# INSTRUCTION:
The listing must be reproduced in full, exactly as it stands.

# DATA PROVIDED:
========================================================================
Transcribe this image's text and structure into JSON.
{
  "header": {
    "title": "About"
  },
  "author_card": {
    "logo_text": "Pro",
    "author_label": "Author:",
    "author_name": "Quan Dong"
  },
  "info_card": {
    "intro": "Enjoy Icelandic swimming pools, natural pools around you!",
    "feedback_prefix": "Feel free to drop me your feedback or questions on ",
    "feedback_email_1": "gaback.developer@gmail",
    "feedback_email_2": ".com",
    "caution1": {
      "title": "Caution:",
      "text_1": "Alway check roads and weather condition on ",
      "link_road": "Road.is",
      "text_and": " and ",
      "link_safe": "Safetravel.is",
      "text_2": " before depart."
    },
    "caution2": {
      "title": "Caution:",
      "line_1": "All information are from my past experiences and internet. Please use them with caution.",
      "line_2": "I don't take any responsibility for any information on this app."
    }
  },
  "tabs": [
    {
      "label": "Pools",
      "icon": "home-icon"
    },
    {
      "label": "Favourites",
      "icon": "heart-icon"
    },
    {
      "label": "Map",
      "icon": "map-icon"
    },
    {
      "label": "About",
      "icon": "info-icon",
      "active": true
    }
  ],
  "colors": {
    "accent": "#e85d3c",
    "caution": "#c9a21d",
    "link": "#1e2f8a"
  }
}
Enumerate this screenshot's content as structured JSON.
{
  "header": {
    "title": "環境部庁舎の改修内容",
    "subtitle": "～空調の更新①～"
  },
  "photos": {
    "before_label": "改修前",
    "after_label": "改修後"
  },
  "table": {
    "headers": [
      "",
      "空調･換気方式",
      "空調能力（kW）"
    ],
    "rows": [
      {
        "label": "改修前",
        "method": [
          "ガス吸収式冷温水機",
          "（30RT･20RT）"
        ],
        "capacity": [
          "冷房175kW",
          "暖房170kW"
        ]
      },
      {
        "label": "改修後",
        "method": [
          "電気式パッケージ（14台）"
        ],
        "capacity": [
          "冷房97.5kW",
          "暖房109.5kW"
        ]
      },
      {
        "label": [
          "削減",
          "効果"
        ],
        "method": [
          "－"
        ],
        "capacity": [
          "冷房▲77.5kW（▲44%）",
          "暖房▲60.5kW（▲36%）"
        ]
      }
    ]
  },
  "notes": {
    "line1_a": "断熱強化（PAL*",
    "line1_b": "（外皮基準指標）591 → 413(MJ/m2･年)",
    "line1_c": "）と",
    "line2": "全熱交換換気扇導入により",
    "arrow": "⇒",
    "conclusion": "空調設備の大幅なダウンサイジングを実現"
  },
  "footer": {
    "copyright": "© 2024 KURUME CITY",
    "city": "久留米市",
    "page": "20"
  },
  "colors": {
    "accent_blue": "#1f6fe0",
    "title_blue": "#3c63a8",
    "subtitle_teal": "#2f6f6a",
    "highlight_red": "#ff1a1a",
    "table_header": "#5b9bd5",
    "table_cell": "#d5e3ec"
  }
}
========================================================================
# TASK SOLUTION:
Transcribe this image's text and structure into JSON.
{
  "header": {
    "title": "About"
  },
  "author_card": {
    "logo_text": "Pro",
    "author_label": "Author:",
    "author_name": "Quan Dong"
  },
  "info_card": {
    "intro": "Enjoy Icelandic swimming pools, natural pools around you!",
    "feedback_prefix": "Feel free to drop me your feedback or questions on ",
    "feedback_email_1": "gaback.developer@gmail",
    "feedback_email_2": ".com",
    "caution1": {
      "title": "Caution:",
      "text_1": "Alway check roads and weather condition on ",
      "link_road": "Road.is",
      "text_and": " and ",
      "link_safe": "Safetravel.is",
      "text_2": " before depart."
    },
    "caution2": {
      "title": "Caution:",
      "line_1": "All information are from my past experiences and internet. Please use them with caution.",
      "line_2": "I don't take any responsibility for any information on this app."
    }
  },
  "tabs": [
    {
      "label": "Pools",
      "icon": "home-icon"
    },
    {
      "label": "Favourites",
      "icon": "heart-icon"
    },
    {
      "label": "Map",
      "icon": "map-icon"
    },
    {
      "label": "About",
      "icon": "info-icon",
      "active": true
    }
  ],
  "colors": {
    "accent": "#e85d3c",
    "caution": "#c9a21d",
    "link": "#1e2f8a"
  }
}
Enumerate this screenshot's content as structured JSON.
{
  "header": {
    "title": "環境部庁舎の改修内容",
    "subtitle": "～空調の更新①～"
  },
  "photos": {
    "before_label": "改修前",
    "after_label": "改修後"
  },
  "table": {
    "headers": [
      "",
      "空調･換気方式",
      "空調能力（kW）"
    ],
    "rows": [
      {
        "label": "改修前",
        "method": [
          "ガス吸収式冷温水機",
          "（30RT･20RT）"
        ],
        "capacity": [
          "冷房175kW",
          "暖房170kW"
        ]
      },
      {
        "label": "改修後",
        "method": [
          "電気式パッケージ（14台）"
        ],
        "capacity": [
          "冷房97.5kW",
          "暖房109.5kW"
        ]
      },
      {
        "label": [
          "削減",
          "効果"
        ],
        "method": [
          "－"
        ],
        "capacity": [
          "冷房▲77.5kW（▲44%）",
          "暖房▲60.5kW（▲36%）"
        ]
      }
    ]
  },
  "notes": {
    "line1_a": "断熱強化（PAL*",
    "line1_b": "（外皮基準指標）591 → 413(MJ/m2･年)",
    "line1_c": "）と",
    "line2": "全熱交換換気扇導入により",
    "arrow": "⇒",
    "conclusion": "空調設備の大幅なダウンサイジングを実現"
  },
  "footer": {
    "copyright": "© 2024 KURUME CITY",
    "city": "久留米市",
    "page": "20"
  },
  "colors": {
    "accent_blue": "#1f6fe0",
    "title_blue": "#3c63a8",
    "subtitle_teal": "#2f6f6a",
    "highlight_red": "#ff1a1a",
    "table_header": "#5b9bd5",
    "table_cell": "#d5e3ec"
  }
}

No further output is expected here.